§ **WHAT IS EXPECTED**
Return the material word for word. Do not include pictures.
### RECORD SET
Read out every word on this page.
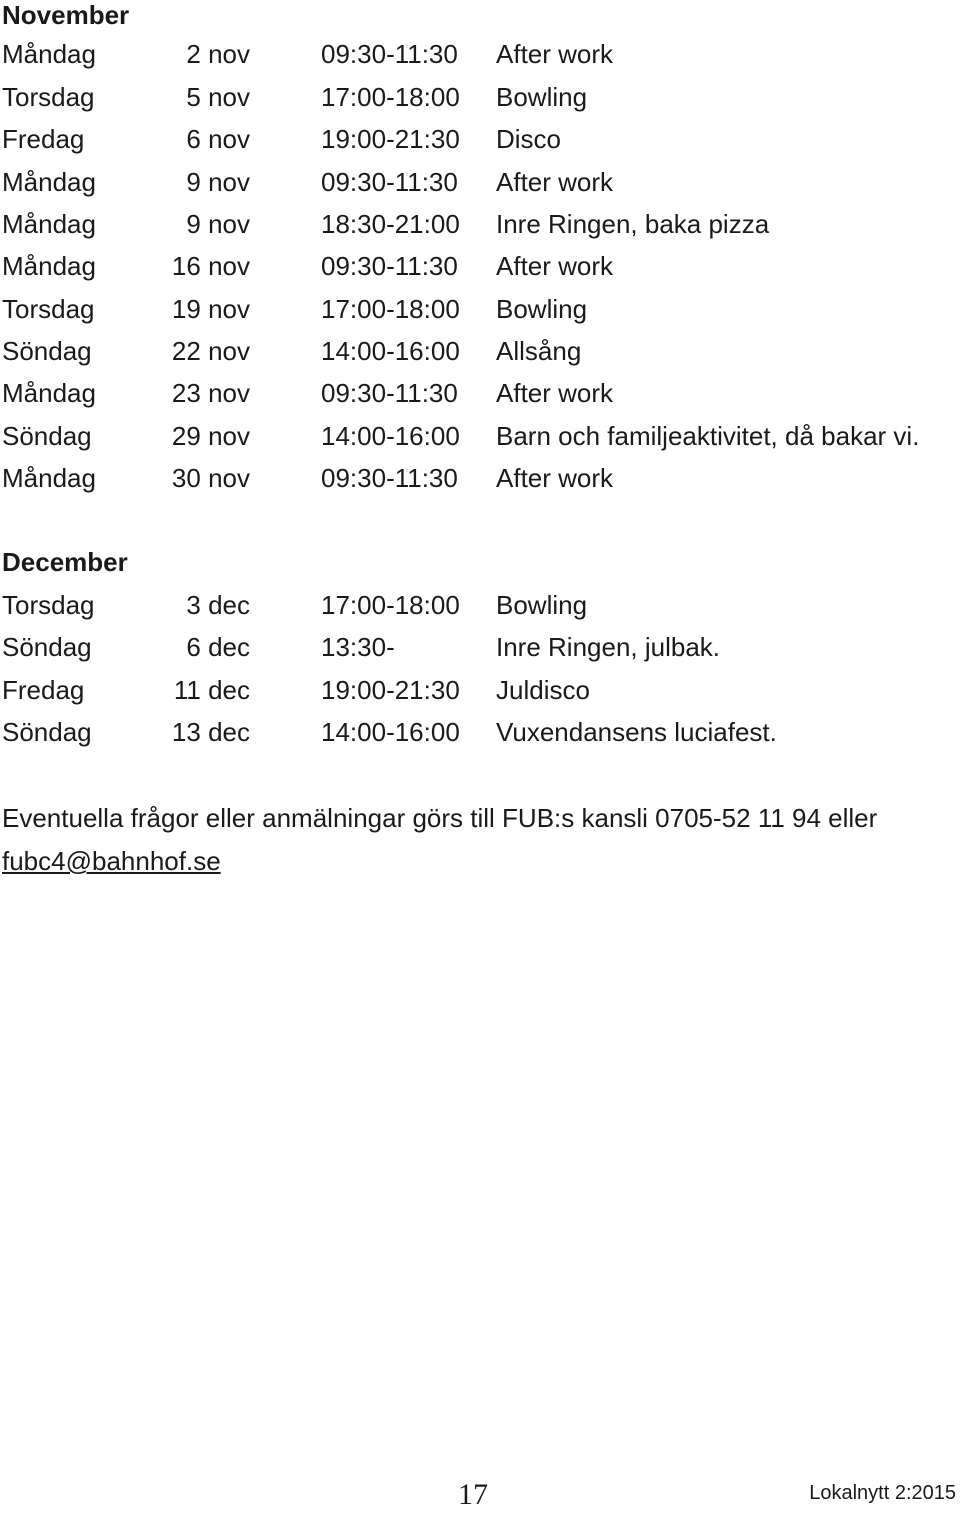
November
Måndag	2 nov	09:30-11:30 After work
Torsdag	5 nov	17:00-18:00 Bowling
Fredag	6 nov	19:00-21:30 Disco
Måndag	9 nov	09:30-11:30 After work
Måndag	9 nov	18:30-21:00 Inre Ringen, baka pizza
Måndag	16 nov	09:30-11:30 After work
Torsdag	19 nov	17:00-18:00 Bowling
Söndag	22 nov	14:00-16:00 Allsång
Måndag	23 nov	09:30-11:30 After work
Söndag	29 nov	14:00-16:00 Barn och familjeaktivitet, då bakar vi.
Måndag	30 nov	09:30-11:30 After work
December
Torsdag	3 dec	17:00-18:00 Bowling
Söndag	6 dec	13:30-	Inre Ringen, julbak.
Fredag	11 dec	19:00-21:30 Juldisco
Söndag	13 dec	14:00-16:00 Vuxendansens luciafest.
Eventuella frågor eller anmälningar görs till FUB:s kansli 0705-52 11 94 eller
fubc4@bahnhof.se
17	Lokalnytt 2:2015
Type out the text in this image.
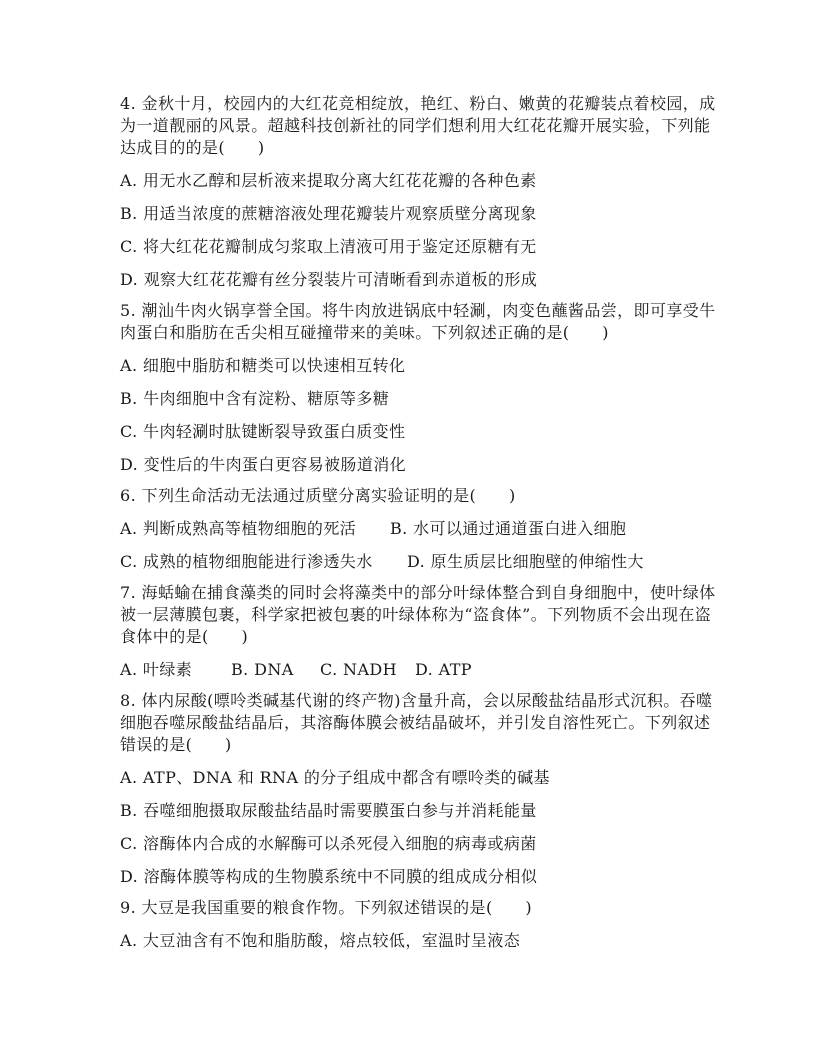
4. 金秋十月，校园内的大红花竞相绽放，艳红、粉白、嫩黄的花瓣装点着校园，成为一道靓丽的风景。超越科技创新社的同学们想利用大红花花瓣开展实验，下列能达成目的的是(　　)

A. 用无水乙醇和层析液来提取分离大红花花瓣的各种色素

B. 用适当浓度的蔗糖溶液处理花瓣装片观察质壁分离现象

C. 将大红花花瓣制成匀浆取上清液可用于鉴定还原糖有无

D. 观察大红花花瓣有丝分裂装片可清晰看到赤道板的形成

5. 潮汕牛肉火锅享誉全国。将牛肉放进锅底中轻涮，肉变色蘸酱品尝，即可享受牛肉蛋白和脂肪在舌尖相互碰撞带来的美味。下列叙述正确的是(　　)

A. 细胞中脂肪和糖类可以快速相互转化

B. 牛肉细胞中含有淀粉、糖原等多糖

C. 牛肉轻涮时肽键断裂导致蛋白质变性

D. 变性后的牛肉蛋白更容易被肠道消化

6. 下列生命活动无法通过质壁分离实验证明的是(　　)

A. 判断成熟高等植物细胞的死活	B. 水可以通过通道蛋白进入细胞
C. 成熟的植物细胞能进行渗透失水	D. 原生质层比细胞壁的伸缩性大

7. 海蛞蝓在捕食藻类的同时会将藻类中的部分叶绿体整合到自身细胞中，使叶绿体被一层薄膜包裹，科学家把被包裹的叶绿体称为“盗食体”。下列物质不会出现在盗食体中的是(　　)

A. 叶绿素	B. DNA	C. NADH	D. ATP

8. 体内尿酸(嘌呤类碱基代谢的终产物)含量升高，会以尿酸盐结晶形式沉积。吞噬细胞吞噬尿酸盐结晶后，其溶酶体膜会被结晶破坏，并引发自溶性死亡。下列叙述错误的是(　　)

A. ATP、DNA 和 RNA 的分子组成中都含有嘌呤类的碱基

B. 吞噬细胞摄取尿酸盐结晶时需要膜蛋白参与并消耗能量

C. 溶酶体内合成的水解酶可以杀死侵入细胞的病毒或病菌

D. 溶酶体膜等构成的生物膜系统中不同膜的组成成分相似

9. 大豆是我国重要的粮食作物。下列叙述错误的是(　　)

A. 大豆油含有不饱和脂肪酸，熔点较低，室温时呈液态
######
§ **CORRECT RESPONSE**
Read out every word on this page.
November
Måndag	2 nov	09:30-11:30 After work
Torsdag	5 nov	17:00-18:00 Bowling
Fredag	6 nov	19:00-21:30 Disco
Måndag	9 nov	09:30-11:30 After work
Måndag	9 nov	18:30-21:00 Inre Ringen, baka pizza
Måndag	16 nov	09:30-11:30 After work
Torsdag	19 nov	17:00-18:00 Bowling
Söndag	22 nov	14:00-16:00 Allsång
Måndag	23 nov	09:30-11:30 After work
Söndag	29 nov	14:00-16:00 Barn och familjeaktivitet, då bakar vi.
Måndag	30 nov	09:30-11:30 After work
December
Torsdag	3 dec	17:00-18:00 Bowling
Söndag	6 dec	13:30-	Inre Ringen, julbak.
Fredag	11 dec	19:00-21:30 Juldisco
Söndag	13 dec	14:00-16:00 Vuxendansens luciafest.
Eventuella frågor eller anmälningar görs till FUB:s kansli 0705-52 11 94 eller
fubc4@bahnhof.se
17	Lokalnytt 2:2015
Type out the text in this image.
4. 金秋十月，校园内的大红花竞相绽放，艳红、粉白、嫩黄的花瓣装点着校园，成为一道靓丽的风景。超越科技创新社的同学们想利用大红花花瓣开展实验，下列能达成目的的是(　　)

A. 用无水乙醇和层析液来提取分离大红花花瓣的各种色素

B. 用适当浓度的蔗糖溶液处理花瓣装片观察质壁分离现象

C. 将大红花花瓣制成匀浆取上清液可用于鉴定还原糖有无

D. 观察大红花花瓣有丝分裂装片可清晰看到赤道板的形成

5. 潮汕牛肉火锅享誉全国。将牛肉放进锅底中轻涮，肉变色蘸酱品尝，即可享受牛肉蛋白和脂肪在舌尖相互碰撞带来的美味。下列叙述正确的是(　　)

A. 细胞中脂肪和糖类可以快速相互转化

B. 牛肉细胞中含有淀粉、糖原等多糖

C. 牛肉轻涮时肽键断裂导致蛋白质变性

D. 变性后的牛肉蛋白更容易被肠道消化

6. 下列生命活动无法通过质壁分离实验证明的是(　　)

A. 判断成熟高等植物细胞的死活	B. 水可以通过通道蛋白进入细胞
C. 成熟的植物细胞能进行渗透失水	D. 原生质层比细胞壁的伸缩性大

7. 海蛞蝓在捕食藻类的同时会将藻类中的部分叶绿体整合到自身细胞中，使叶绿体被一层薄膜包裹，科学家把被包裹的叶绿体称为“盗食体”。下列物质不会出现在盗食体中的是(　　)

A. 叶绿素	B. DNA	C. NADH	D. ATP

8. 体内尿酸(嘌呤类碱基代谢的终产物)含量升高，会以尿酸盐结晶形式沉积。吞噬细胞吞噬尿酸盐结晶后，其溶酶体膜会被结晶破坏，并引发自溶性死亡。下列叙述错误的是(　　)

A. ATP、DNA 和 RNA 的分子组成中都含有嘌呤类的碱基

B. 吞噬细胞摄取尿酸盐结晶时需要膜蛋白参与并消耗能量

C. 溶酶体内合成的水解酶可以杀死侵入细胞的病毒或病菌

D. 溶酶体膜等构成的生物膜系统中不同膜的组成成分相似

9. 大豆是我国重要的粮食作物。下列叙述错误的是(　　)

A. 大豆油含有不饱和脂肪酸，熔点较低，室温时呈液态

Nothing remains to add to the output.